Exercise directions:
Make an exact copy of the data below, leaving out every picture.

Input data:
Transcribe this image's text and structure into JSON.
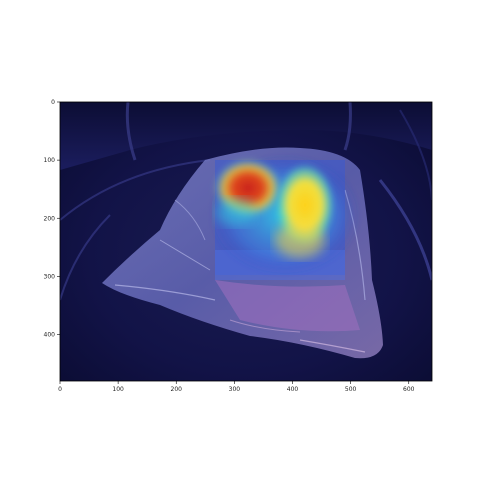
{
  "figure": {
    "image_description_icon": "heatmap-overlay-photo",
    "colors": {
      "frame": "#000000",
      "background": "#ffffff",
      "heat_hot": "#d62818",
      "heat_warm": "#ffd21e",
      "heat_cool": "#2fe0e6",
      "heat_cold": "#1f2aa8"
    }
  },
  "axes": {
    "x_ticks": [
      "0",
      "100",
      "200",
      "300",
      "400",
      "500",
      "600"
    ],
    "x_tick_values": [
      0,
      100,
      200,
      300,
      400,
      500,
      600
    ],
    "y_ticks": [
      "0",
      "100",
      "200",
      "300",
      "400"
    ],
    "y_tick_values": [
      0,
      100,
      200,
      300,
      400
    ],
    "x_range": [
      0,
      640
    ],
    "y_range": [
      0,
      480
    ]
  }
}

Completed exercise:
Transcribe this image's text and structure into JSON.
{
  "figure": {
    "image_description_icon": "heatmap-overlay-photo",
    "colors": {
      "frame": "#000000",
      "background": "#ffffff",
      "heat_hot": "#d62818",
      "heat_warm": "#ffd21e",
      "heat_cool": "#2fe0e6",
      "heat_cold": "#1f2aa8"
    }
  },
  "axes": {
    "x_ticks": [
      "0",
      "100",
      "200",
      "300",
      "400",
      "500",
      "600"
    ],
    "x_tick_values": [
      0,
      100,
      200,
      300,
      400,
      500,
      600
    ],
    "y_ticks": [
      "0",
      "100",
      "200",
      "300",
      "400"
    ],
    "y_tick_values": [
      0,
      100,
      200,
      300,
      400
    ],
    "x_range": [
      0,
      640
    ],
    "y_range": [
      0,
      480
    ]
  }
}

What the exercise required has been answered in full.